**Prompt**
Nothing but the lines from the one containing "Parse this screenshot: output" to the end of the data should be returned, each exactly as written.

===== Supplied information =====

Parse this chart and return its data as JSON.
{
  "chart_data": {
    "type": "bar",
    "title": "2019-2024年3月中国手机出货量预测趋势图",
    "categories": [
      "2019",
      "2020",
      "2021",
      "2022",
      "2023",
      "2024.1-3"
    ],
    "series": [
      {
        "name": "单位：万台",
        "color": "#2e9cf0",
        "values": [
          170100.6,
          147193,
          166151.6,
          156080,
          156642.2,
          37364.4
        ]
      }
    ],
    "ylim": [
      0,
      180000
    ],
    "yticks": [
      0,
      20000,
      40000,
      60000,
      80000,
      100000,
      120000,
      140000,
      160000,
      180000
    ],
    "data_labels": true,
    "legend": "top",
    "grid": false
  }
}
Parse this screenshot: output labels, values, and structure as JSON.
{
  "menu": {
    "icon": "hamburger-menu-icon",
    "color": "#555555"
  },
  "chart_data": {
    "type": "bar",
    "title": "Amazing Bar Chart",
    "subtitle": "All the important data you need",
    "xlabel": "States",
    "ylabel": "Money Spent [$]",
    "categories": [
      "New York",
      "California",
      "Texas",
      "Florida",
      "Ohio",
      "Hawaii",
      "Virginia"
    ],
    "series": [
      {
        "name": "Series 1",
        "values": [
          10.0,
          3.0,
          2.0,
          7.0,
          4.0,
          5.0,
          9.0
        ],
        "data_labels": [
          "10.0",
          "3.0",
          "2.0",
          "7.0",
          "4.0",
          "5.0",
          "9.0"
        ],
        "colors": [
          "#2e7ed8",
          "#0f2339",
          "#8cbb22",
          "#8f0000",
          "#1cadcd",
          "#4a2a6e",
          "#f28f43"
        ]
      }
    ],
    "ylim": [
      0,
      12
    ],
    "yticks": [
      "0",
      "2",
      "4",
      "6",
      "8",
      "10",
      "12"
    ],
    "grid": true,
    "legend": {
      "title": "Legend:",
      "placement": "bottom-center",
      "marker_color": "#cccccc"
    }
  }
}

=====

**Full solution**
Parse this screenshot: output labels, values, and structure as JSON.
{
  "menu": {
    "icon": "hamburger-menu-icon",
    "color": "#555555"
  },
  "chart_data": {
    "type": "bar",
    "title": "Amazing Bar Chart",
    "subtitle": "All the important data you need",
    "xlabel": "States",
    "ylabel": "Money Spent [$]",
    "categories": [
      "New York",
      "California",
      "Texas",
      "Florida",
      "Ohio",
      "Hawaii",
      "Virginia"
    ],
    "series": [
      {
        "name": "Series 1",
        "values": [
          10.0,
          3.0,
          2.0,
          7.0,
          4.0,
          5.0,
          9.0
        ],
        "data_labels": [
          "10.0",
          "3.0",
          "2.0",
          "7.0",
          "4.0",
          "5.0",
          "9.0"
        ],
        "colors": [
          "#2e7ed8",
          "#0f2339",
          "#8cbb22",
          "#8f0000",
          "#1cadcd",
          "#4a2a6e",
          "#f28f43"
        ]
      }
    ],
    "ylim": [
      0,
      12
    ],
    "yticks": [
      "0",
      "2",
      "4",
      "6",
      "8",
      "10",
      "12"
    ],
    "grid": true,
    "legend": {
      "title": "Legend:",
      "placement": "bottom-center",
      "marker_color": "#cccccc"
    }
  }
}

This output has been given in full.